== EXERCISE TASK ==
All lines below must be repeated exactly, with the pictures omitted.

Stored entries:
** start **

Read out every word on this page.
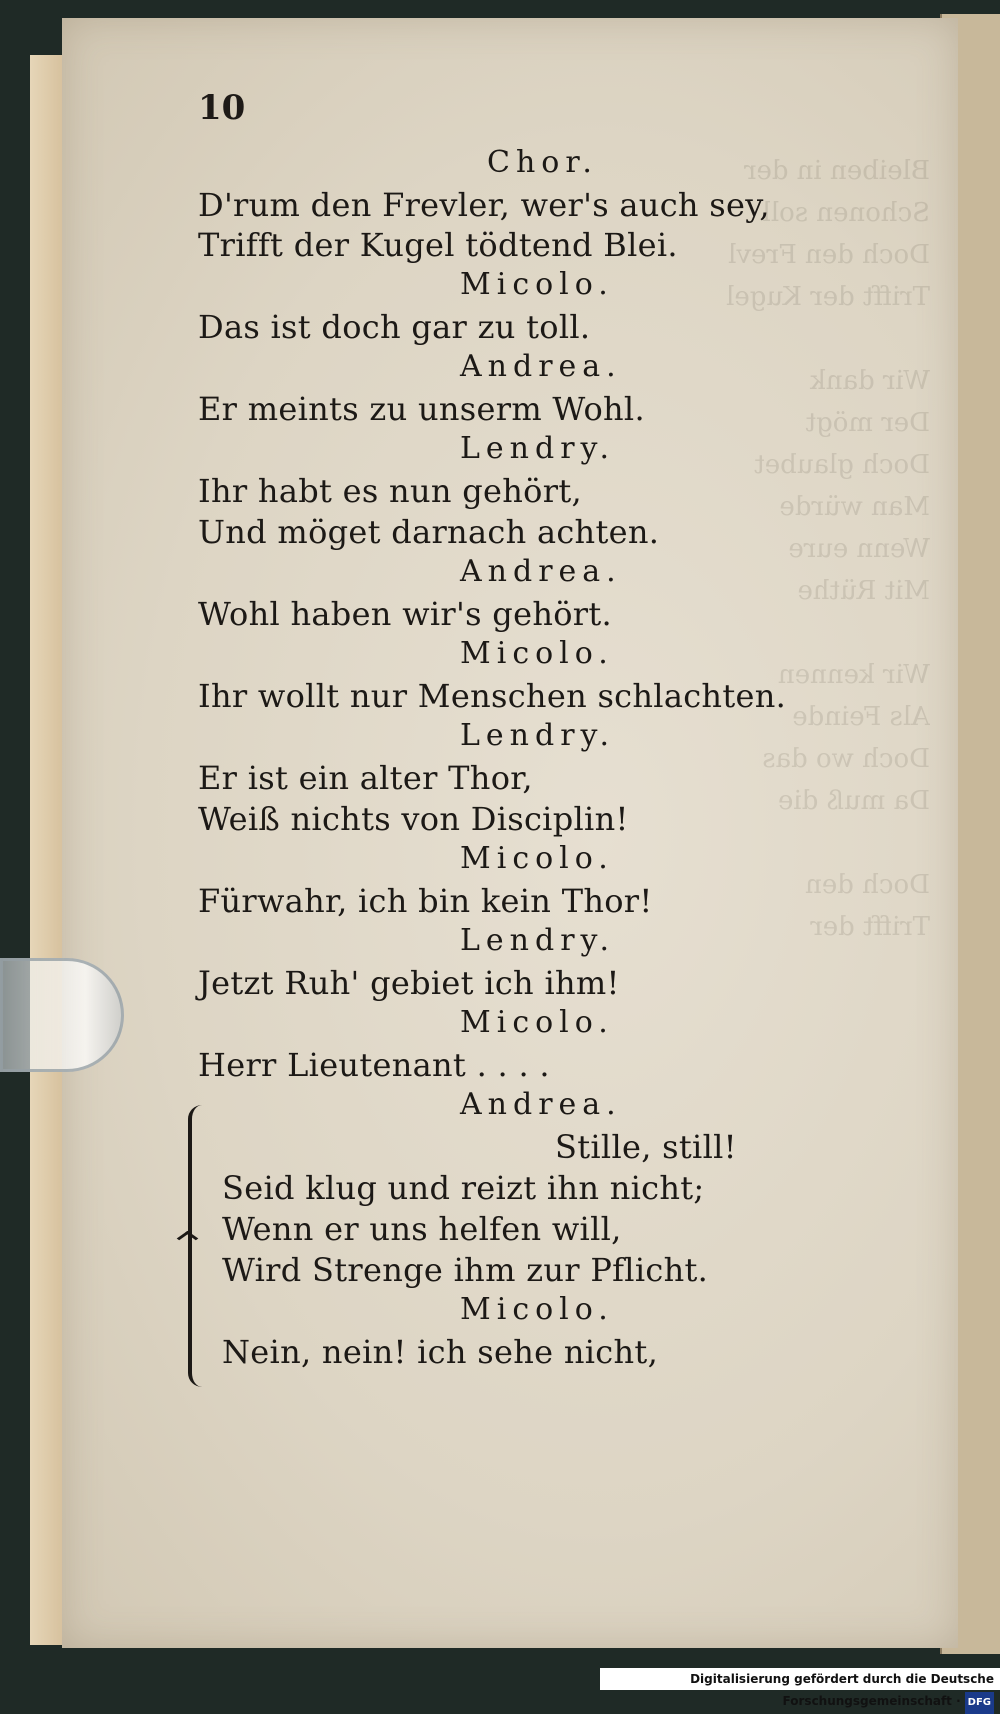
Bleiben in der
Schonen soll
Doch den Frevl
Trifft der Kugel

Wir dank
Der mögt
Doch glaubet
Man würde
Wenn eure
Mit Rüthe

Wir kennen
Als Feinde
Doch wo das
Da muß die

Doch den
Trifft der
10
Chor.
D'rum den Frevler, wer's auch sey,
Trifft der Kugel tödtend Blei.
Micolo.
Das ist doch gar zu toll.
Andrea.
Er meints zu unserm Wohl.
Lendry.
Ihr habt es nun gehört,
Und möget darnach achten.
Andrea.
Wohl haben wir's gehört.
Micolo.
Ihr wollt nur Menschen schlachten.
Lendry.
Er ist ein alter Thor,
Weiß nichts von Disciplin!
Micolo.
Fürwahr, ich bin kein Thor!
Lendry.
Jetzt Ruh' gebiet ich ihm!
Micolo.
Herr Lieutenant . . . .
Andrea.
Stille, still!
Seid klug und reizt ihn nicht;
Wenn er uns helfen will,
Wird Strenge ihm zur Pflicht.
Micolo.
Nein, nein! ich sehe nicht,
Digitalisierung gefördert durch die Deutsche Forschungsgemeinschaft · DFG
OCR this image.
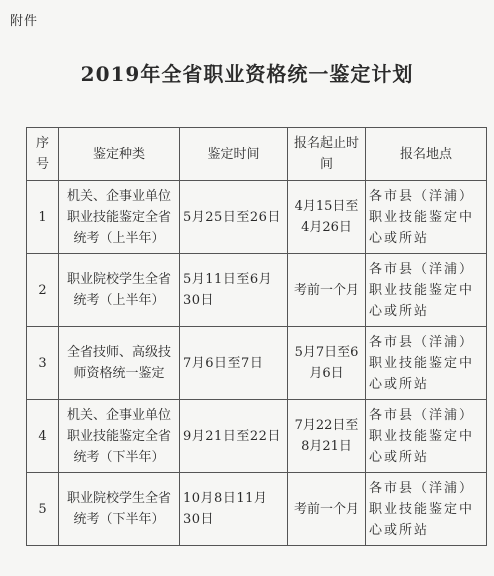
附件
2019年全省职业资格统一鉴定计划
序号	鉴定种类	鉴定时间	报名起止时间	报名地点
1	机关、企事业单位职业技能鉴定全省统考（上半年）	5月25日至26日	4月15日至4月26日	各市县（洋浦）职业技能鉴定中心或所站
2	职业院校学生全省统考（上半年）	5月11日至6月30日	考前一个月	各市县（洋浦）职业技能鉴定中心或所站
3	全省技师、高级技师资格统一鉴定	7月6日至7日	5月7日至6月6日	各市县（洋浦）职业技能鉴定中心或所站
4	机关、企事业单位职业技能鉴定全省统考（下半年）	9月21日至22日	7月22日至8月21日	各市县（洋浦）职业技能鉴定中心或所站
5	职业院校学生全省统考（下半年）	10月8日11月30日	考前一个月	各市县（洋浦）职业技能鉴定中心或所站
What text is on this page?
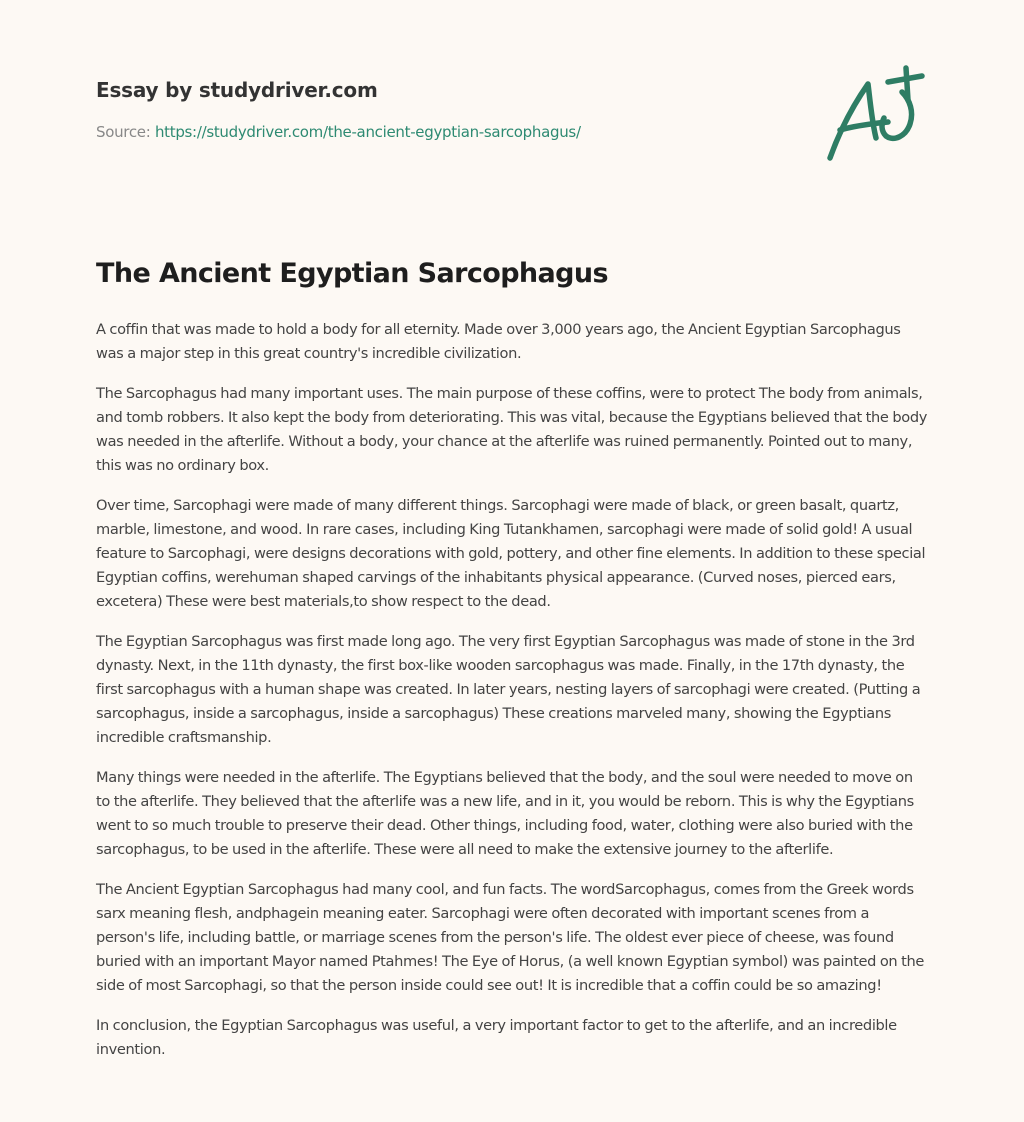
Essay by studydriver.com
Source: https://studydriver.com/the-ancient-egyptian-sarcophagus/
The Ancient Egyptian Sarcophagus

A coffin that was made to hold a body for all eternity. Made over 3,000 years ago, the Ancient Egyptian Sarcophagus was a major step in this great country's incredible civilization.

The Sarcophagus had many important uses. The main purpose of these coffins, were to protect The body from animals, and tomb robbers. It also kept the body from deteriorating. This was vital, because the Egyptians believed that the body was needed in the afterlife. Without a body, your chance at the afterlife was ruined permanently. Pointed out to many, this was no ordinary box.

Over time, Sarcophagi were made of many different things. Sarcophagi were made of black, or green basalt, quartz, marble, limestone, and wood. In rare cases, including King Tutankhamen, sarcophagi were made of solid gold! A usual feature to Sarcophagi, were designs decorations with gold, pottery, and other fine elements. In addition to these special Egyptian coffins, werehuman shaped carvings of the inhabitants physical appearance. (Curved noses, pierced ears, excetera) These were best materials,to show respect to the dead.

The Egyptian Sarcophagus was first made long ago. The very first Egyptian Sarcophagus was made of stone in the 3rd dynasty. Next, in the 11th dynasty, the first box-like wooden sarcophagus was made. Finally, in the 17th dynasty, the first sarcophagus with a human shape was created. In later years, nesting layers of sarcophagi were created. (Putting a sarcophagus, inside a sarcophagus, inside a sarcophagus) These creations marveled many, showing the Egyptians incredible craftsmanship.

Many things were needed in the afterlife. The Egyptians believed that the body, and the soul were needed to move on to the afterlife. They believed that the afterlife was a new life, and in it, you would be reborn. This is why the Egyptians went to so much trouble to preserve their dead. Other things, including food, water, clothing were also buried with the sarcophagus, to be used in the afterlife. These were all need to make the extensive journey to the afterlife.

The Ancient Egyptian Sarcophagus had many cool, and fun facts. The wordSarcophagus, comes from the Greek words sarx meaning flesh, andphagein meaning eater. Sarcophagi were often decorated with important scenes from a person's life, including battle, or marriage scenes from the person's life. The oldest ever piece of cheese, was found buried with an important Mayor named Ptahmes! The Eye of Horus, (a well known Egyptian symbol) was painted on the side of most Sarcophagi, so that the person inside could see out! It is incredible that a coffin could be so amazing!

In conclusion, the Egyptian Sarcophagus was useful, a very important factor to get to the afterlife, and an incredible invention.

** end **

== FINISHED ANSWER ==
Read out every word on this page.
Bleiben in der
Schonen soll
Doch den Frevl
Trifft der Kugel

Wir dank
Der mögt
Doch glaubet
Man würde
Wenn eure
Mit Rüthe

Wir kennen
Als Feinde
Doch wo das
Da muß die

Doch den
Trifft der
10
Chor.
D'rum den Frevler, wer's auch sey,
Trifft der Kugel tödtend Blei.
Micolo.
Das ist doch gar zu toll.
Andrea.
Er meints zu unserm Wohl.
Lendry.
Ihr habt es nun gehört,
Und möget darnach achten.
Andrea.
Wohl haben wir's gehört.
Micolo.
Ihr wollt nur Menschen schlachten.
Lendry.
Er ist ein alter Thor,
Weiß nichts von Disciplin!
Micolo.
Fürwahr, ich bin kein Thor!
Lendry.
Jetzt Ruh' gebiet ich ihm!
Micolo.
Herr Lieutenant . . . .
Andrea.
Stille, still!
Seid klug und reizt ihn nicht;
Wenn er uns helfen will,
Wird Strenge ihm zur Pflicht.
Micolo.
Nein, nein! ich sehe nicht,
Digitalisierung gefördert durch die Deutsche Forschungsgemeinschaft · DFG
OCR this image.
附件
2019年全省职业资格统一鉴定计划
序号	鉴定种类	鉴定时间	报名起止时间	报名地点
1	机关、企事业单位职业技能鉴定全省统考（上半年）	5月25日至26日	4月15日至4月26日	各市县（洋浦）职业技能鉴定中心或所站
2	职业院校学生全省统考（上半年）	5月11日至6月30日	考前一个月	各市县（洋浦）职业技能鉴定中心或所站
3	全省技师、高级技师资格统一鉴定	7月6日至7日	5月7日至6月6日	各市县（洋浦）职业技能鉴定中心或所站
4	机关、企事业单位职业技能鉴定全省统考（下半年）	9月21日至22日	7月22日至8月21日	各市县（洋浦）职业技能鉴定中心或所站
5	职业院校学生全省统考（下半年）	10月8日11月30日	考前一个月	各市县（洋浦）职业技能鉴定中心或所站
What text is on this page?
Essay by studydriver.com
Source: https://studydriver.com/the-ancient-egyptian-sarcophagus/
The Ancient Egyptian Sarcophagus

A coffin that was made to hold a body for all eternity. Made over 3,000 years ago, the Ancient Egyptian Sarcophagus was a major step in this great country's incredible civilization.

The Sarcophagus had many important uses. The main purpose of these coffins, were to protect The body from animals, and tomb robbers. It also kept the body from deteriorating. This was vital, because the Egyptians believed that the body was needed in the afterlife. Without a body, your chance at the afterlife was ruined permanently. Pointed out to many, this was no ordinary box.

Over time, Sarcophagi were made of many different things. Sarcophagi were made of black, or green basalt, quartz, marble, limestone, and wood. In rare cases, including King Tutankhamen, sarcophagi were made of solid gold! A usual feature to Sarcophagi, were designs decorations with gold, pottery, and other fine elements. In addition to these special Egyptian coffins, werehuman shaped carvings of the inhabitants physical appearance. (Curved noses, pierced ears, excetera) These were best materials,to show respect to the dead.

The Egyptian Sarcophagus was first made long ago. The very first Egyptian Sarcophagus was made of stone in the 3rd dynasty. Next, in the 11th dynasty, the first box-like wooden sarcophagus was made. Finally, in the 17th dynasty, the first sarcophagus with a human shape was created. In later years, nesting layers of sarcophagi were created. (Putting a sarcophagus, inside a sarcophagus, inside a sarcophagus) These creations marveled many, showing the Egyptians incredible craftsmanship.

Many things were needed in the afterlife. The Egyptians believed that the body, and the soul were needed to move on to the afterlife. They believed that the afterlife was a new life, and in it, you would be reborn. This is why the Egyptians went to so much trouble to preserve their dead. Other things, including food, water, clothing were also buried with the sarcophagus, to be used in the afterlife. These were all need to make the extensive journey to the afterlife.

The Ancient Egyptian Sarcophagus had many cool, and fun facts. The wordSarcophagus, comes from the Greek words sarx meaning flesh, andphagein meaning eater. Sarcophagi were often decorated with important scenes from a person's life, including battle, or marriage scenes from the person's life. The oldest ever piece of cheese, was found buried with an important Mayor named Ptahmes! The Eye of Horus, (a well known Egyptian symbol) was painted on the side of most Sarcophagi, so that the person inside could see out! It is incredible that a coffin could be so amazing!

In conclusion, the Egyptian Sarcophagus was useful, a very important factor to get to the afterlife, and an incredible invention.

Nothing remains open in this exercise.